Return all lines that include the string "type".

- Task input:
----------------

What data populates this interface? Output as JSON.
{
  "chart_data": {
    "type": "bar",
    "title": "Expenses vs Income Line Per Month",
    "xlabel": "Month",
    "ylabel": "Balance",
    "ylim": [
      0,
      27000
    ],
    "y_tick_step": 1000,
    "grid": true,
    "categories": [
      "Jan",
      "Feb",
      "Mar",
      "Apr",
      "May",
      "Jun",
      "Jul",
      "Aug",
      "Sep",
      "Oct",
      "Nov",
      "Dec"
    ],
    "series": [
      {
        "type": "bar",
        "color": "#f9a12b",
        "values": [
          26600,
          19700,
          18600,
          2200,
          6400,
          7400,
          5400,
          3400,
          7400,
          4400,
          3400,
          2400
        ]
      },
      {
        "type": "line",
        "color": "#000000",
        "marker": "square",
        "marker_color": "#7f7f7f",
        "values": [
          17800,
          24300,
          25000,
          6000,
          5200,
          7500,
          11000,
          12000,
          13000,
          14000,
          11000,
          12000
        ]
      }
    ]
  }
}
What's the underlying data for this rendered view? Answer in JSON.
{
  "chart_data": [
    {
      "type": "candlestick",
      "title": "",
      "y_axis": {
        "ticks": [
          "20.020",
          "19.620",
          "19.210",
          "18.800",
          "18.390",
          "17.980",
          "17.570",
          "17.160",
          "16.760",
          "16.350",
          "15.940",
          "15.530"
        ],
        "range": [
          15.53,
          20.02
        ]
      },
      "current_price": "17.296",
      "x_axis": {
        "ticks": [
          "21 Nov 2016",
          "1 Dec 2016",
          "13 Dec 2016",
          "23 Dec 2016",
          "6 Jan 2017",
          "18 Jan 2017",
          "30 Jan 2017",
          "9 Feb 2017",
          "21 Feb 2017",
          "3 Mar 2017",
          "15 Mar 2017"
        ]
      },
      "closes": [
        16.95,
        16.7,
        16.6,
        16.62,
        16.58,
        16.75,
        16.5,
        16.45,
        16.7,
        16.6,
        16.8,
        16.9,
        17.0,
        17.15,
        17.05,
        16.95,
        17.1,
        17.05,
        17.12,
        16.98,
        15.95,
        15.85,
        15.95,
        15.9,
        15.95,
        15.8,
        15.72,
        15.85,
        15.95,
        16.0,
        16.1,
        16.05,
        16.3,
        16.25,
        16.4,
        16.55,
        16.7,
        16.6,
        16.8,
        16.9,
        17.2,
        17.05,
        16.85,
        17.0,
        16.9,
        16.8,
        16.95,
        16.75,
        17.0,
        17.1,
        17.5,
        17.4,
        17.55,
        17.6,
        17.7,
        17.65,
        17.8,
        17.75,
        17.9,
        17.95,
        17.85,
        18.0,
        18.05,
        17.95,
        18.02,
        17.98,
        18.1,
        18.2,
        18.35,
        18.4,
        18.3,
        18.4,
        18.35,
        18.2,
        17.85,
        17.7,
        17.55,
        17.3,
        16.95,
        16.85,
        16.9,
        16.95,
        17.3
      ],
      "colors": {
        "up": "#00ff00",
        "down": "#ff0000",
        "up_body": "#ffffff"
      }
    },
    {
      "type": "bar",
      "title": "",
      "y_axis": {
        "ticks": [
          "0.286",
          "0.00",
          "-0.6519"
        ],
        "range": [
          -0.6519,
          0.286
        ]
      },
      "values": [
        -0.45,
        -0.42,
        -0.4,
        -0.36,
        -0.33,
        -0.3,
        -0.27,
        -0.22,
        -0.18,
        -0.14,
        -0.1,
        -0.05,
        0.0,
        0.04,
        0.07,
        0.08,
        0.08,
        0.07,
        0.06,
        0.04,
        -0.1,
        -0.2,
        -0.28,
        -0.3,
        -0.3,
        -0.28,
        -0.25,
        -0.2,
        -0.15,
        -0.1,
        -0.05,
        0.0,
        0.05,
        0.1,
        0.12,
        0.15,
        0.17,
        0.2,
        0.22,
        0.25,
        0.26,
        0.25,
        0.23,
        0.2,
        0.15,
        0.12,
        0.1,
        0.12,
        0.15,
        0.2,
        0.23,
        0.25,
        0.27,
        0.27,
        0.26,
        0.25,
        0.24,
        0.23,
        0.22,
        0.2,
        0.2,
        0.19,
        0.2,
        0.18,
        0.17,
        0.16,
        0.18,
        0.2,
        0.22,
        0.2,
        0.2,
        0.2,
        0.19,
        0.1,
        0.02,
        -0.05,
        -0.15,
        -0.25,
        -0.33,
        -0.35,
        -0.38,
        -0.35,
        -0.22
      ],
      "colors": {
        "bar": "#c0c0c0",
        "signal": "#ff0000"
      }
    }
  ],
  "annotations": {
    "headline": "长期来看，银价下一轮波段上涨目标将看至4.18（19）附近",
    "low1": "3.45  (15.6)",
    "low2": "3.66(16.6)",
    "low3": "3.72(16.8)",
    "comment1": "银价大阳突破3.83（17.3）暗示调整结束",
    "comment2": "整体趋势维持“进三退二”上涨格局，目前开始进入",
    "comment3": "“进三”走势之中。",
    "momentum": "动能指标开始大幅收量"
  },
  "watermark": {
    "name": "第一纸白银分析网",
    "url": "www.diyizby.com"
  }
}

----------------

- Exercise result:
    "type": "bar",
        "type": "bar",
        "type": "line",
      "type": "candlestick",
      "type": "bar",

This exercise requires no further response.